- **Do this**
All records should be reproduced verbatim.

- **Extracted entries**
>>>>
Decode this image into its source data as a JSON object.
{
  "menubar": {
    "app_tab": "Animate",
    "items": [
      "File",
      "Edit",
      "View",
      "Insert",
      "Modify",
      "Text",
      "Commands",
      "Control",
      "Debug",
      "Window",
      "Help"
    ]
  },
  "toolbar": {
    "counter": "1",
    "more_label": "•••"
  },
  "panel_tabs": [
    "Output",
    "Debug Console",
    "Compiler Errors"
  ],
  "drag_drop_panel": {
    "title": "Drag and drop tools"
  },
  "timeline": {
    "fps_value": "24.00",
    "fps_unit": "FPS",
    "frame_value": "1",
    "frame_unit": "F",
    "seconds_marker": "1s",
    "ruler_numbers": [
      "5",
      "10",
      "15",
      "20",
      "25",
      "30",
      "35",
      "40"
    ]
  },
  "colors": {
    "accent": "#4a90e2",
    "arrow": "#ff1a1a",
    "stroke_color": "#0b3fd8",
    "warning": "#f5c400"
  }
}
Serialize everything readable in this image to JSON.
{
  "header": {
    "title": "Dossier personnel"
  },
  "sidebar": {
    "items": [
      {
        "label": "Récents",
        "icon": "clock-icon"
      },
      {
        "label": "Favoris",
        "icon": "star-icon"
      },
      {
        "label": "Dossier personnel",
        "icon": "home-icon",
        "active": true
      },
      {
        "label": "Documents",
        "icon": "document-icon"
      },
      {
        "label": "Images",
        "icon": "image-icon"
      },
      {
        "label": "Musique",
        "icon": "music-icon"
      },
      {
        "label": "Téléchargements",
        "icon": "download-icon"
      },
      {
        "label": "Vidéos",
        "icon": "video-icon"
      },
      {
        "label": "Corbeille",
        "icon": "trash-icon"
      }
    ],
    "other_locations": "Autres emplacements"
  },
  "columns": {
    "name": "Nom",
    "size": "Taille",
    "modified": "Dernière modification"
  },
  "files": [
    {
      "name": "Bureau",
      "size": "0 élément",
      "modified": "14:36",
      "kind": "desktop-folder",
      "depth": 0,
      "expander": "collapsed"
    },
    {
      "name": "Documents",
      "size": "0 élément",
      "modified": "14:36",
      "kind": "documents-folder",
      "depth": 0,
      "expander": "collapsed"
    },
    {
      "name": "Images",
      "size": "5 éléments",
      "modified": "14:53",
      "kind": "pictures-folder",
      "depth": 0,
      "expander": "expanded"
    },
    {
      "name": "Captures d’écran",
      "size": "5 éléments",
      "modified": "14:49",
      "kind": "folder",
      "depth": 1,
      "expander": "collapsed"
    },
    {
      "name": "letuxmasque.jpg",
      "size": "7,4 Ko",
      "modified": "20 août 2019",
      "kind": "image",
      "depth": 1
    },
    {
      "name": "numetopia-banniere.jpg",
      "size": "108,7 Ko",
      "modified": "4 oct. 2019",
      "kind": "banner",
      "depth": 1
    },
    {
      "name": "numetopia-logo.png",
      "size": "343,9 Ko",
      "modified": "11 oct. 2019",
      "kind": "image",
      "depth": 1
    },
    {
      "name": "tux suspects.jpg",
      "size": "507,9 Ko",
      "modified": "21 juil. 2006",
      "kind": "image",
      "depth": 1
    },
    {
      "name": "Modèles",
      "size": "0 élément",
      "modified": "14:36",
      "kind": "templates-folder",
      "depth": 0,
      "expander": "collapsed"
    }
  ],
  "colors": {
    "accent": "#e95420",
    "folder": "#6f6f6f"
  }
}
<<<<
- **Solution for this exercise**
Decode this image into its source data as a JSON object.
{
  "menubar": {
    "app_tab": "Animate",
    "items": [
      "File",
      "Edit",
      "View",
      "Insert",
      "Modify",
      "Text",
      "Commands",
      "Control",
      "Debug",
      "Window",
      "Help"
    ]
  },
  "toolbar": {
    "counter": "1",
    "more_label": "•••"
  },
  "panel_tabs": [
    "Output",
    "Debug Console",
    "Compiler Errors"
  ],
  "drag_drop_panel": {
    "title": "Drag and drop tools"
  },
  "timeline": {
    "fps_value": "24.00",
    "fps_unit": "FPS",
    "frame_value": "1",
    "frame_unit": "F",
    "seconds_marker": "1s",
    "ruler_numbers": [
      "5",
      "10",
      "15",
      "20",
      "25",
      "30",
      "35",
      "40"
    ]
  },
  "colors": {
    "accent": "#4a90e2",
    "arrow": "#ff1a1a",
    "stroke_color": "#0b3fd8",
    "warning": "#f5c400"
  }
}
Serialize everything readable in this image to JSON.
{
  "header": {
    "title": "Dossier personnel"
  },
  "sidebar": {
    "items": [
      {
        "label": "Récents",
        "icon": "clock-icon"
      },
      {
        "label": "Favoris",
        "icon": "star-icon"
      },
      {
        "label": "Dossier personnel",
        "icon": "home-icon",
        "active": true
      },
      {
        "label": "Documents",
        "icon": "document-icon"
      },
      {
        "label": "Images",
        "icon": "image-icon"
      },
      {
        "label": "Musique",
        "icon": "music-icon"
      },
      {
        "label": "Téléchargements",
        "icon": "download-icon"
      },
      {
        "label": "Vidéos",
        "icon": "video-icon"
      },
      {
        "label": "Corbeille",
        "icon": "trash-icon"
      }
    ],
    "other_locations": "Autres emplacements"
  },
  "columns": {
    "name": "Nom",
    "size": "Taille",
    "modified": "Dernière modification"
  },
  "files": [
    {
      "name": "Bureau",
      "size": "0 élément",
      "modified": "14:36",
      "kind": "desktop-folder",
      "depth": 0,
      "expander": "collapsed"
    },
    {
      "name": "Documents",
      "size": "0 élément",
      "modified": "14:36",
      "kind": "documents-folder",
      "depth": 0,
      "expander": "collapsed"
    },
    {
      "name": "Images",
      "size": "5 éléments",
      "modified": "14:53",
      "kind": "pictures-folder",
      "depth": 0,
      "expander": "expanded"
    },
    {
      "name": "Captures d’écran",
      "size": "5 éléments",
      "modified": "14:49",
      "kind": "folder",
      "depth": 1,
      "expander": "collapsed"
    },
    {
      "name": "letuxmasque.jpg",
      "size": "7,4 Ko",
      "modified": "20 août 2019",
      "kind": "image",
      "depth": 1
    },
    {
      "name": "numetopia-banniere.jpg",
      "size": "108,7 Ko",
      "modified": "4 oct. 2019",
      "kind": "banner",
      "depth": 1
    },
    {
      "name": "numetopia-logo.png",
      "size": "343,9 Ko",
      "modified": "11 oct. 2019",
      "kind": "image",
      "depth": 1
    },
    {
      "name": "tux suspects.jpg",
      "size": "507,9 Ko",
      "modified": "21 juil. 2006",
      "kind": "image",
      "depth": 1
    },
    {
      "name": "Modèles",
      "size": "0 élément",
      "modified": "14:36",
      "kind": "templates-folder",
      "depth": 0,
      "expander": "collapsed"
    }
  ],
  "colors": {
    "accent": "#e95420",
    "folder": "#6f6f6f"
  }
}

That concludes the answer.